Stated task: Reproduce every line of the records below word for word, leaving out the pictures.

** BEGIN Record list **

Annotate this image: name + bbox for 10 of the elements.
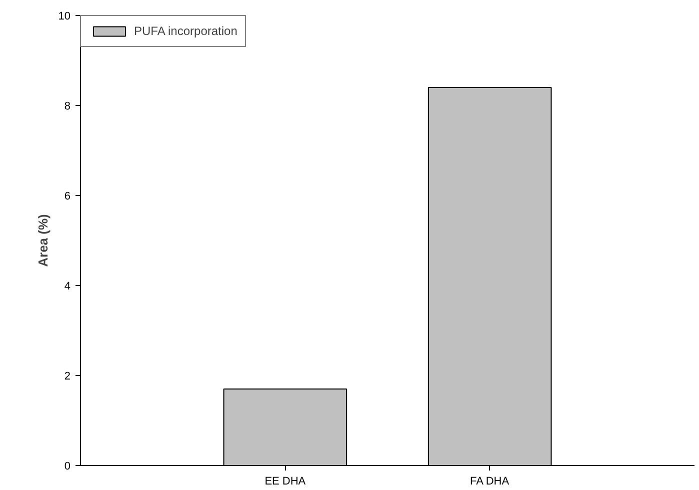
y-tick-label: 4 [64, 280, 71, 292]
y-tick-label: 6 [64, 190, 71, 202]
legend-label: PUFA incorporation [134, 24, 238, 38]
x-tick-label: EE DHA [264, 476, 306, 488]
y-tick-label: 2 [64, 370, 71, 382]
y-axis-title: Area (%) [35, 214, 50, 267]
x-tick-label: FA DHA [470, 476, 510, 488]
y-tick-label: 0 [64, 460, 71, 472]
y-tick-label: 10 [58, 10, 71, 22]
y-tick-label: 8 [64, 100, 71, 112]
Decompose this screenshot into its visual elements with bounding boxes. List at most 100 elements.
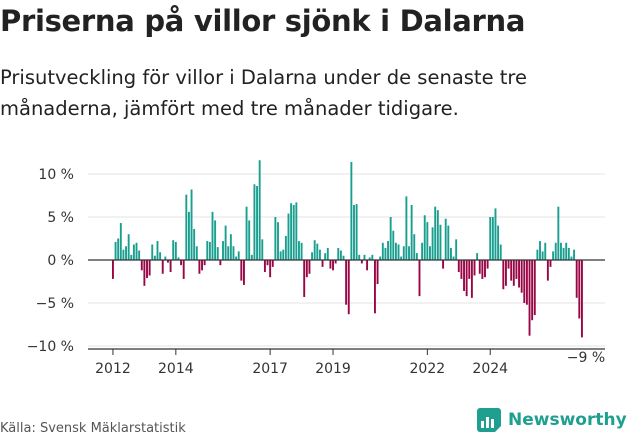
- bar: [389, 217, 392, 260]
- bar: [447, 225, 450, 260]
- bar: [305, 260, 308, 278]
- bar: [476, 253, 479, 260]
- bar: [303, 260, 306, 297]
- bar: [243, 260, 245, 285]
- bar: [505, 260, 507, 286]
- bar: [167, 260, 169, 263]
- bar: [478, 260, 481, 274]
- bar: [512, 260, 515, 286]
- bar: [460, 260, 463, 279]
- bar: [313, 240, 316, 260]
- bar: [332, 260, 334, 271]
- bar: [342, 255, 345, 260]
- bar: [237, 251, 240, 260]
- chart-title: Priserna på villor sjönk i Dalarna: [0, 4, 526, 38]
- bar: [316, 243, 319, 260]
- bar: [266, 260, 269, 266]
- bar: [224, 225, 227, 260]
- bar: [499, 244, 502, 260]
- bar: [271, 260, 274, 267]
- bar: [169, 260, 172, 273]
- bar: [245, 206, 248, 260]
- bar: [219, 260, 222, 266]
- bar: [510, 260, 513, 281]
- bar: [287, 213, 290, 260]
- bar: [502, 260, 505, 290]
- bar: [402, 246, 405, 260]
- bar: [570, 256, 573, 260]
- bar: [366, 260, 369, 271]
- newsworthy-logo: Newsworthy: [476, 407, 627, 433]
- bar: [187, 211, 190, 260]
- bar: [318, 249, 321, 260]
- bar: [143, 260, 146, 286]
- bar: [575, 260, 578, 298]
- bars: [112, 160, 583, 338]
- bar: [541, 251, 544, 260]
- bar: [439, 224, 442, 260]
- x-tick-label: 2019: [315, 361, 351, 377]
- bar: [203, 260, 206, 266]
- bar: [518, 260, 520, 288]
- bar: [140, 260, 143, 271]
- bar: [295, 202, 298, 260]
- bar: [379, 256, 382, 260]
- bar: [394, 242, 397, 260]
- bar: [528, 260, 531, 336]
- bar: [174, 241, 177, 260]
- bar: [321, 260, 324, 267]
- bar: [578, 260, 581, 319]
- bar: [277, 222, 279, 260]
- bar: [491, 217, 494, 260]
- bar: [387, 241, 389, 260]
- x-tick-label: 2017: [252, 361, 288, 377]
- bar: [182, 260, 185, 279]
- bar: [560, 242, 562, 260]
- newsworthy-logo-icon: [477, 408, 501, 432]
- bar: [486, 260, 489, 269]
- bar: [557, 206, 560, 260]
- bar: [161, 260, 164, 274]
- bar: [326, 247, 329, 260]
- bar-chart: 10 % 5 % 0 % −5 % −10 % 2012 2014 2017 2019 2022…: [27, 160, 605, 377]
- bar: [484, 260, 486, 278]
- bar: [376, 260, 379, 285]
- bar: [567, 247, 570, 260]
- bar: [431, 227, 434, 260]
- bar: [455, 239, 458, 260]
- bar: [397, 244, 400, 260]
- bar: [308, 260, 311, 274]
- bar: [355, 204, 358, 260]
- bar: [546, 260, 549, 281]
- bar: [415, 253, 418, 260]
- bar: [468, 260, 471, 279]
- bar: [337, 247, 340, 260]
- bar: [507, 260, 510, 269]
- bar: [413, 234, 416, 260]
- bar: [573, 249, 576, 260]
- bar: [497, 225, 500, 260]
- bar: [180, 260, 183, 266]
- bar: [421, 242, 424, 260]
- y-tick-label: −5 %: [36, 296, 74, 312]
- bar: [442, 260, 445, 269]
- bar: [345, 260, 348, 305]
- bar: [463, 260, 465, 291]
- bar: [381, 242, 384, 260]
- bar: [539, 241, 541, 260]
- bar: [201, 260, 203, 271]
- bar: [423, 215, 426, 260]
- bar: [298, 241, 300, 260]
- bar: [554, 242, 557, 260]
- bar: [216, 247, 219, 260]
- bar: [473, 260, 476, 276]
- bar: [523, 260, 526, 303]
- bar: [408, 246, 410, 260]
- bar: [520, 260, 523, 293]
- bar: [470, 260, 473, 298]
- bar: [148, 260, 151, 276]
- bar: [329, 260, 332, 269]
- bar: [353, 204, 355, 260]
- bar: [360, 260, 363, 264]
- bar: [363, 254, 366, 260]
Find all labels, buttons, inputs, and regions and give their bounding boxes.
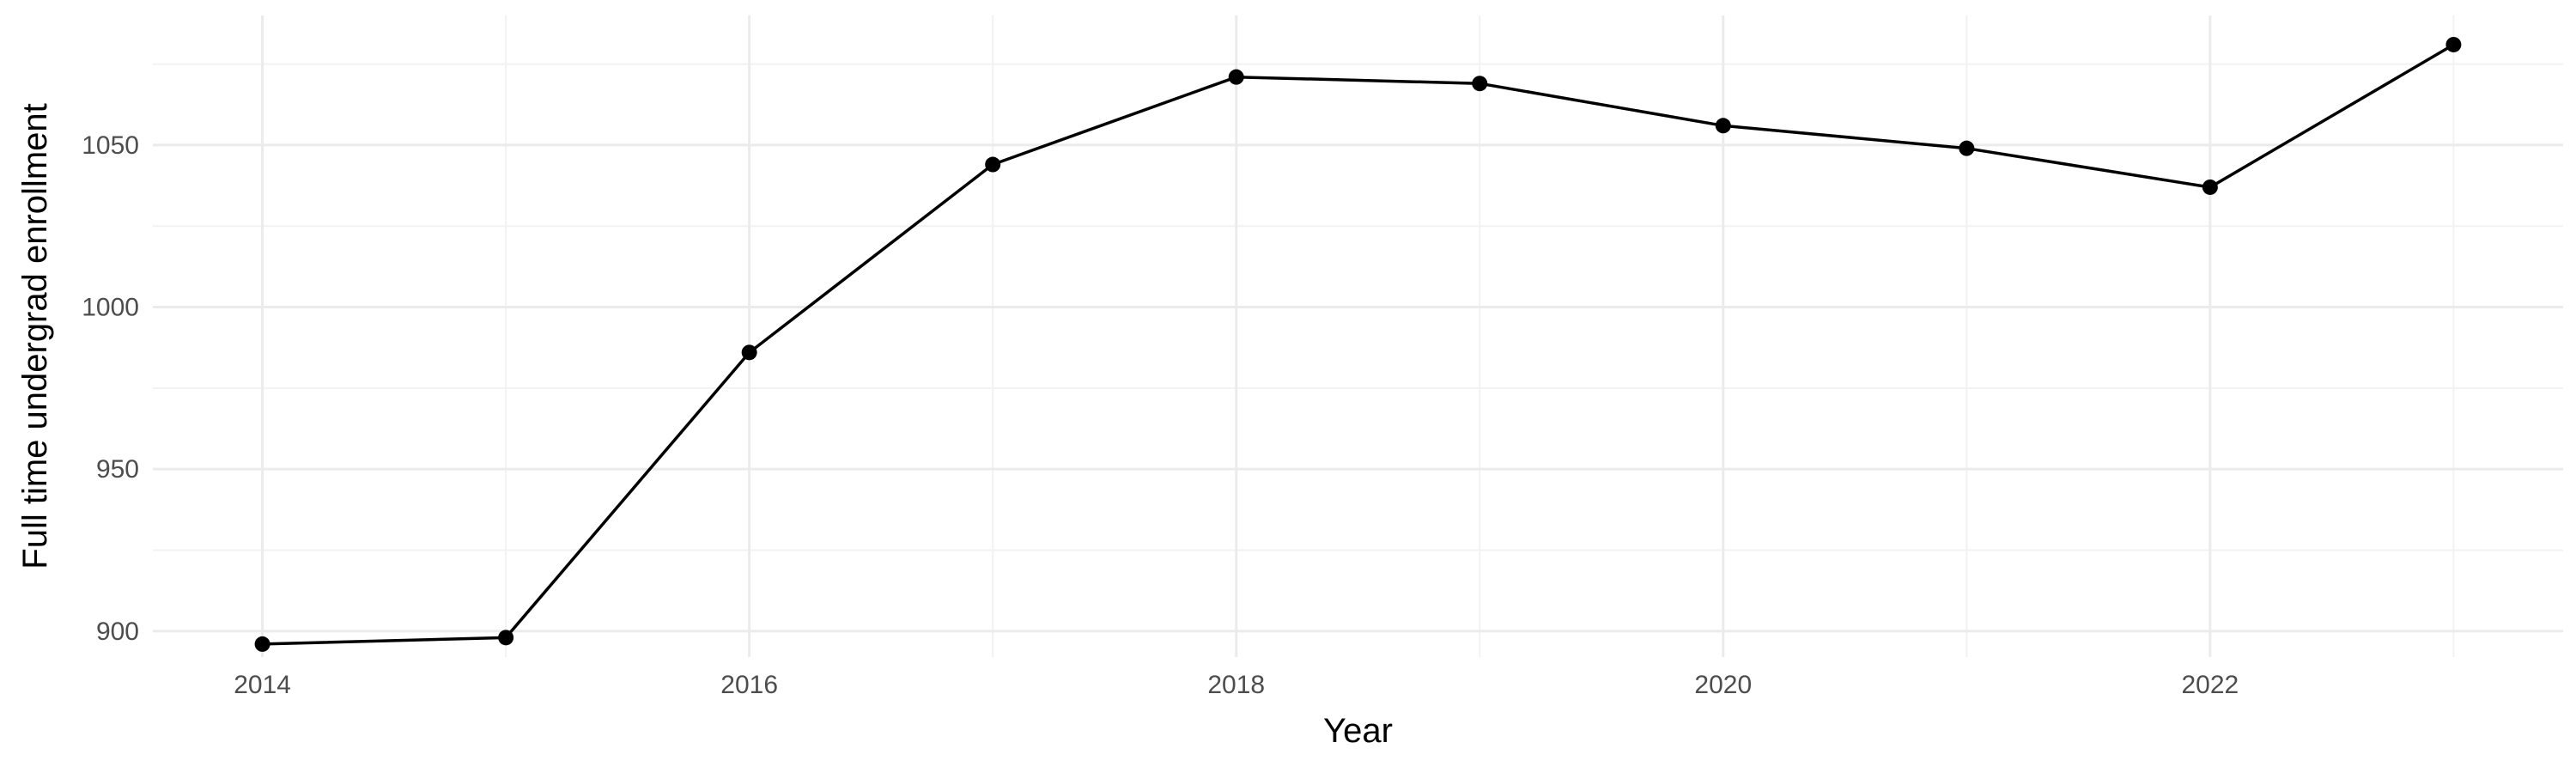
y-tick-label: 950 <box>96 455 139 484</box>
series-line <box>262 43 2455 646</box>
x-tick-label: 2018 <box>1207 671 1265 699</box>
x-tick-label: 2014 <box>234 671 291 699</box>
data-point <box>741 344 757 361</box>
data-point <box>254 636 270 652</box>
x-tick-label: 2020 <box>1694 671 1752 699</box>
x-axis-tick-labels: 2014 2016 2018 2020 2022 <box>234 671 2239 699</box>
data-point <box>1228 69 1244 85</box>
x-tick-label: 2022 <box>2181 671 2239 699</box>
x-tick-label: 2016 <box>720 671 778 699</box>
y-tick-label: 1050 <box>82 131 139 160</box>
data-point <box>498 630 514 646</box>
x-axis-title: Year <box>1323 712 1393 750</box>
data-point <box>2202 179 2218 195</box>
y-axis-tick-labels: 900 950 1000 1050 <box>82 131 139 646</box>
major-gridlines <box>153 15 2563 657</box>
y-tick-label: 1000 <box>82 294 139 322</box>
data-point <box>1715 118 1731 134</box>
data-point <box>2445 36 2462 52</box>
data-point <box>985 156 1001 173</box>
y-tick-label: 900 <box>96 618 139 646</box>
minor-gridlines <box>153 15 2563 657</box>
data-point <box>1472 76 1488 92</box>
data-points <box>254 36 2462 652</box>
y-axis-title: Full time undergrad enrollment <box>16 103 54 569</box>
series-layer <box>262 43 2455 646</box>
data-point <box>1959 140 1975 156</box>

** END Record list **

Exercise response:
Annotate this image: name + bbox for 10 of the elements.
y-tick-label: 4 [64, 280, 71, 292]
y-tick-label: 6 [64, 190, 71, 202]
legend-label: PUFA incorporation [134, 24, 238, 38]
x-tick-label: EE DHA [264, 476, 306, 488]
y-tick-label: 2 [64, 370, 71, 382]
y-axis-title: Area (%) [35, 214, 50, 267]
x-tick-label: FA DHA [470, 476, 510, 488]
y-tick-label: 0 [64, 460, 71, 472]
y-tick-label: 10 [58, 10, 71, 22]
y-tick-label: 8 [64, 100, 71, 112]
Decompose this screenshot into its visual elements with bounding boxes. List at most 100 elements.
- bar: [389, 217, 392, 260]
- bar: [447, 225, 450, 260]
- bar: [305, 260, 308, 278]
- bar: [476, 253, 479, 260]
- bar: [303, 260, 306, 297]
- bar: [243, 260, 245, 285]
- bar: [505, 260, 507, 286]
- bar: [167, 260, 169, 263]
- bar: [478, 260, 481, 274]
- bar: [512, 260, 515, 286]
- bar: [460, 260, 463, 279]
- bar: [313, 240, 316, 260]
- bar: [332, 260, 334, 271]
- bar: [342, 255, 345, 260]
- bar: [237, 251, 240, 260]
- chart-title: Priserna på villor sjönk i Dalarna: [0, 4, 526, 38]
- bar: [316, 243, 319, 260]
- bar: [266, 260, 269, 266]
- bar: [224, 225, 227, 260]
- bar: [499, 244, 502, 260]
- bar: [271, 260, 274, 267]
- bar: [169, 260, 172, 273]
- bar: [245, 206, 248, 260]
- bar: [219, 260, 222, 266]
- bar: [510, 260, 513, 281]
- bar: [287, 213, 290, 260]
- bar: [502, 260, 505, 290]
- bar: [402, 246, 405, 260]
- bar: [570, 256, 573, 260]
- bar: [366, 260, 369, 271]
- newsworthy-logo: Newsworthy: [476, 407, 627, 433]
- bar: [187, 211, 190, 260]
- bar: [318, 249, 321, 260]
- bar: [143, 260, 146, 286]
- bar: [575, 260, 578, 298]
- bars: [112, 160, 583, 338]
- bar: [541, 251, 544, 260]
- bar: [439, 224, 442, 260]
- x-tick-label: 2019: [315, 361, 351, 377]
- bar: [203, 260, 206, 266]
- bar: [518, 260, 520, 288]
- bar: [140, 260, 143, 271]
- bar: [295, 202, 298, 260]
- bar: [379, 256, 382, 260]
- bar: [394, 242, 397, 260]
- bar: [528, 260, 531, 336]
- bar: [174, 241, 177, 260]
- bar: [321, 260, 324, 267]
- bar: [578, 260, 581, 319]
- bar: [277, 222, 279, 260]
- bar: [491, 217, 494, 260]
- bar: [387, 241, 389, 260]
- x-tick-label: 2017: [252, 361, 288, 377]
- bar: [182, 260, 185, 279]
- bar: [560, 242, 562, 260]
- newsworthy-logo-icon: [477, 408, 501, 432]
- bar: [486, 260, 489, 269]
- bar: [557, 206, 560, 260]
- bar: [161, 260, 164, 274]
- bar: [326, 247, 329, 260]
- bar-chart: 10 % 5 % 0 % −5 % −10 % 2012 2014 2017 2019 2022…: [27, 160, 605, 377]
- bar: [484, 260, 486, 278]
- bar: [376, 260, 379, 285]
- bar: [567, 247, 570, 260]
- bar: [431, 227, 434, 260]
- bar: [455, 239, 458, 260]
- bar: [397, 244, 400, 260]
- bar: [308, 260, 311, 274]
- bar: [355, 204, 358, 260]
- bar: [546, 260, 549, 281]
- bar: [415, 253, 418, 260]
- bar: [468, 260, 471, 279]
- bar: [337, 247, 340, 260]
- bar: [507, 260, 510, 269]
- bar: [413, 234, 416, 260]
- bar: [573, 249, 576, 260]
- bar: [497, 225, 500, 260]
- bar: [180, 260, 183, 266]
- bar: [421, 242, 424, 260]
- y-tick-label: −5 %: [36, 296, 74, 312]
- bar: [442, 260, 445, 269]
- bar: [345, 260, 348, 305]
- bar: [463, 260, 465, 291]
- bar: [381, 242, 384, 260]
- bar: [539, 241, 541, 260]
- bar: [201, 260, 203, 271]
- bar: [423, 215, 426, 260]
- bar: [298, 241, 300, 260]
- bar: [554, 242, 557, 260]
- bar: [216, 247, 219, 260]
- bar: [473, 260, 476, 276]
- bar: [523, 260, 526, 303]
- bar: [408, 246, 410, 260]
- bar: [520, 260, 523, 293]
- bar: [470, 260, 473, 298]
- bar: [148, 260, 151, 276]
- bar: [329, 260, 332, 269]
- bar: [353, 204, 355, 260]
- bar: [360, 260, 363, 264]
- bar: [363, 254, 366, 260]
Find all labels, buttons, inputs, and regions and give their bounding boxes.
y-tick-label: 950 <box>96 455 139 484</box>
series-line <box>262 43 2455 646</box>
x-tick-label: 2018 <box>1207 671 1265 699</box>
x-tick-label: 2014 <box>234 671 291 699</box>
data-point <box>741 344 757 361</box>
data-point <box>254 636 270 652</box>
x-tick-label: 2020 <box>1694 671 1752 699</box>
x-axis-tick-labels: 2014 2016 2018 2020 2022 <box>234 671 2239 699</box>
data-point <box>1228 69 1244 85</box>
x-tick-label: 2022 <box>2181 671 2239 699</box>
x-tick-label: 2016 <box>720 671 778 699</box>
y-tick-label: 1050 <box>82 131 139 160</box>
data-point <box>498 630 514 646</box>
x-axis-title: Year <box>1323 712 1393 750</box>
data-point <box>2202 179 2218 195</box>
y-axis-tick-labels: 900 950 1000 1050 <box>82 131 139 646</box>
major-gridlines <box>153 15 2563 657</box>
y-tick-label: 1000 <box>82 294 139 322</box>
data-point <box>1715 118 1731 134</box>
data-point <box>2445 36 2462 52</box>
data-point <box>985 156 1001 173</box>
y-tick-label: 900 <box>96 618 139 646</box>
minor-gridlines <box>153 15 2563 657</box>
data-point <box>1472 76 1488 92</box>
data-points <box>254 36 2462 652</box>
y-axis-title: Full time undergrad enrollment <box>16 103 54 569</box>
series-layer <box>262 43 2455 646</box>
data-point <box>1959 140 1975 156</box>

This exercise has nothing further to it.